__Work instructions__.
Output every entry exactly as written, skipping any pictures.

__Extracted data__.
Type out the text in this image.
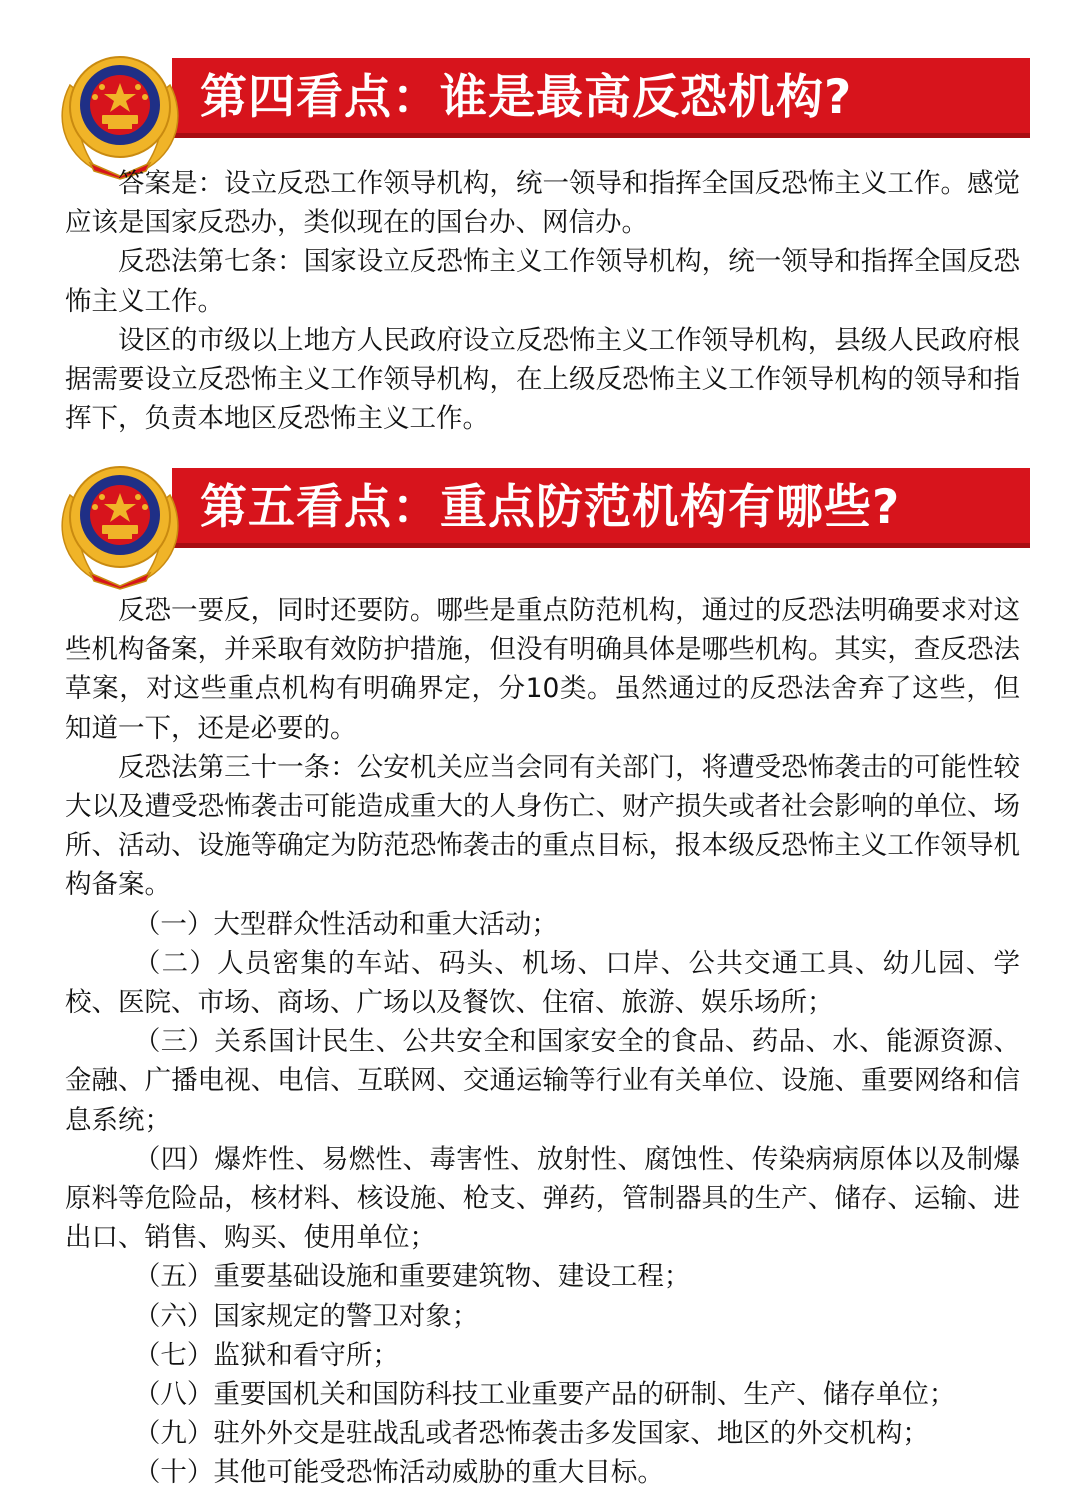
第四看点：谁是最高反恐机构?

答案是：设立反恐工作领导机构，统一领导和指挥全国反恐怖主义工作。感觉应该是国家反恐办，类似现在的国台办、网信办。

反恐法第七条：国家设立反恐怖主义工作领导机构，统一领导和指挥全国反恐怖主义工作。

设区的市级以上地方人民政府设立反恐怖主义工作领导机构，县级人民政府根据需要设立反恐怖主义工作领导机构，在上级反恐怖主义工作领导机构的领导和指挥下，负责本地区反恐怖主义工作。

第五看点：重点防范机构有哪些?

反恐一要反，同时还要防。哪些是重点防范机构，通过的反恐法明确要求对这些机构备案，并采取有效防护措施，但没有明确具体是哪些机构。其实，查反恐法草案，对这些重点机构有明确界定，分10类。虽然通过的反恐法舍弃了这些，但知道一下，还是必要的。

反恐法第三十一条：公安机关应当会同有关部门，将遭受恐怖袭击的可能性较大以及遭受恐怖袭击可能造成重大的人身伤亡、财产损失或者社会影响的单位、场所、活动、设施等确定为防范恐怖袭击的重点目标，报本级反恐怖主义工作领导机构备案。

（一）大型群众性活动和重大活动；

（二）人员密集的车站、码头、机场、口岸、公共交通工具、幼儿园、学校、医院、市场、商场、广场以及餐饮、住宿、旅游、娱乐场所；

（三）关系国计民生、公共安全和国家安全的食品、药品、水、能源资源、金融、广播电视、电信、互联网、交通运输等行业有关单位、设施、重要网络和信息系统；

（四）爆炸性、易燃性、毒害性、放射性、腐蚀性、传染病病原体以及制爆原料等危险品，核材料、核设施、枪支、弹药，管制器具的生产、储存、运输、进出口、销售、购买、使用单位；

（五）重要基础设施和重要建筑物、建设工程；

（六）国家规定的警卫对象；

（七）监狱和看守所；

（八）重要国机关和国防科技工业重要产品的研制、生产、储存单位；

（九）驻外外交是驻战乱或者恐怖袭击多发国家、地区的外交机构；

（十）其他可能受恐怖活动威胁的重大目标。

__Exercise answer__.
Type out the text in this image.
第四看点：谁是最高反恐机构?

答案是：设立反恐工作领导机构，统一领导和指挥全国反恐怖主义工作。感觉应该是国家反恐办，类似现在的国台办、网信办。

反恐法第七条：国家设立反恐怖主义工作领导机构，统一领导和指挥全国反恐怖主义工作。

设区的市级以上地方人民政府设立反恐怖主义工作领导机构，县级人民政府根据需要设立反恐怖主义工作领导机构，在上级反恐怖主义工作领导机构的领导和指挥下，负责本地区反恐怖主义工作。

第五看点：重点防范机构有哪些?

反恐一要反，同时还要防。哪些是重点防范机构，通过的反恐法明确要求对这些机构备案，并采取有效防护措施，但没有明确具体是哪些机构。其实，查反恐法草案，对这些重点机构有明确界定，分10类。虽然通过的反恐法舍弃了这些，但知道一下，还是必要的。

反恐法第三十一条：公安机关应当会同有关部门，将遭受恐怖袭击的可能性较大以及遭受恐怖袭击可能造成重大的人身伤亡、财产损失或者社会影响的单位、场所、活动、设施等确定为防范恐怖袭击的重点目标，报本级反恐怖主义工作领导机构备案。

（一）大型群众性活动和重大活动；

（二）人员密集的车站、码头、机场、口岸、公共交通工具、幼儿园、学校、医院、市场、商场、广场以及餐饮、住宿、旅游、娱乐场所；

（三）关系国计民生、公共安全和国家安全的食品、药品、水、能源资源、金融、广播电视、电信、互联网、交通运输等行业有关单位、设施、重要网络和信息系统；

（四）爆炸性、易燃性、毒害性、放射性、腐蚀性、传染病病原体以及制爆原料等危险品，核材料、核设施、枪支、弹药，管制器具的生产、储存、运输、进出口、销售、购买、使用单位；

（五）重要基础设施和重要建筑物、建设工程；

（六）国家规定的警卫对象；

（七）监狱和看守所；

（八）重要国机关和国防科技工业重要产品的研制、生产、储存单位；

（九）驻外外交是驻战乱或者恐怖袭击多发国家、地区的外交机构；

（十）其他可能受恐怖活动威胁的重大目标。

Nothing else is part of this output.